# Written request
Read the lines that follow and pick out every one containing the word "Determina".

# Input records

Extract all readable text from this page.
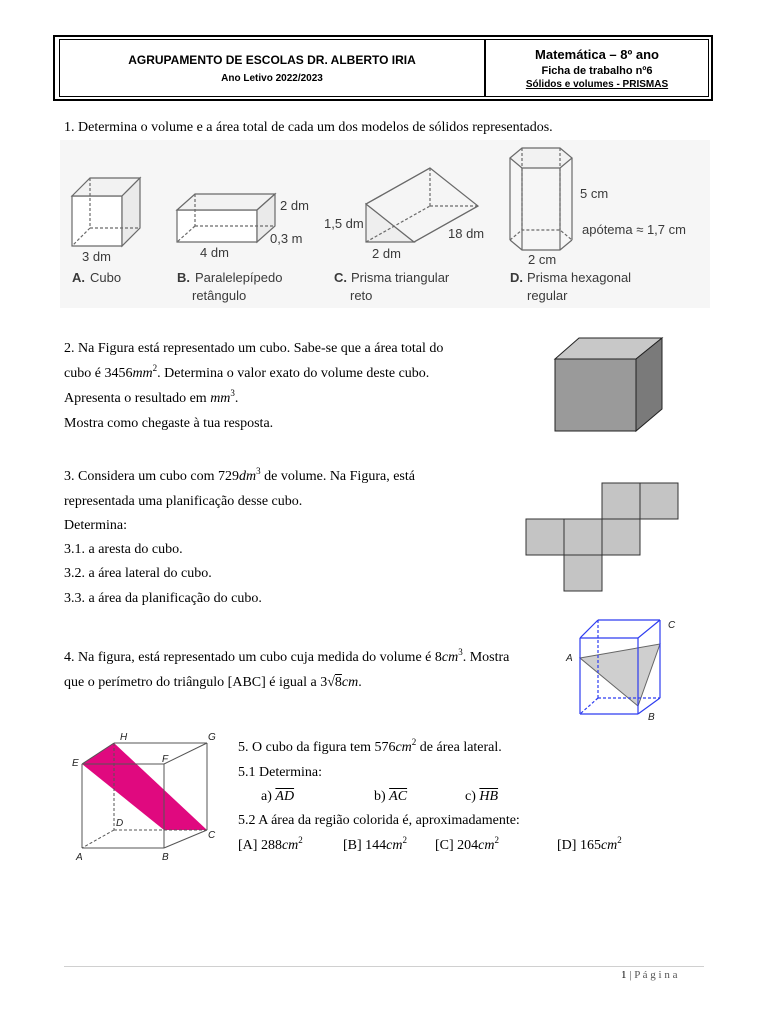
AGRUPAMENTO DE ESCOLAS DR. ALBERTO IRIA
Ano Letivo 2022/2023
Matemática – 8º ano
Ficha de trabalho nº6
Sólidos e volumes - PRISMAS
1. Determina o volume e a área total de cada um dos modelos de sólidos representados.
3 dm
A. Cubo
2 dm
0,3 m
4 dm
B. Paralelepípedo
retângulo
1,5 dm
18 dm
2 dm
C. Prisma triangular
reto
5 cm
apótema ≈ 1,7 cm
2 cm
D. Prisma hexagonal
regular
2. Na Figura está representado um cubo. Sabe-se que a área total do
cubo é $3456mm^2$. Determina o valor exato do volume deste cubo.
Apresenta o resultado em $mm^3$.
Mostra como chegaste à tua resposta.
3. Considera um cubo com $729dm^3$ de volume. Na Figura, está
representada uma planificação desse cubo.
Determina:
3.1. a aresta do cubo.
3.2. a área lateral do cubo.
3.3. a área da planificação do cubo.
4. Na figura, está representado um cubo cuja medida do volume é $8cm^3$. Mostra
que o perímetro do triângulo [ABC] é igual a 3√8cm.
A
B
C
H	G
E	F
D
C
A	B
5. O cubo da figura tem $576cm^2$ de área lateral.
5.1 Determina:
a) $\overline{AD}$	b) $\overline{AC}$	c) $\overline{HB}$
5.2 A área da região colorida é, aproximadamente:
[A] $288cm^2$	[B] $144cm^2$ [C] $204cm^2$	[D] $165cm^2$
1 | P á g i n a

# Answer in full
1. Determina o volume e a área total de cada um dos modelos de sólidos representados.
cubo é $3456mm^2$. Determina o valor exato do volume deste cubo.
Determina:
5.1 Determina:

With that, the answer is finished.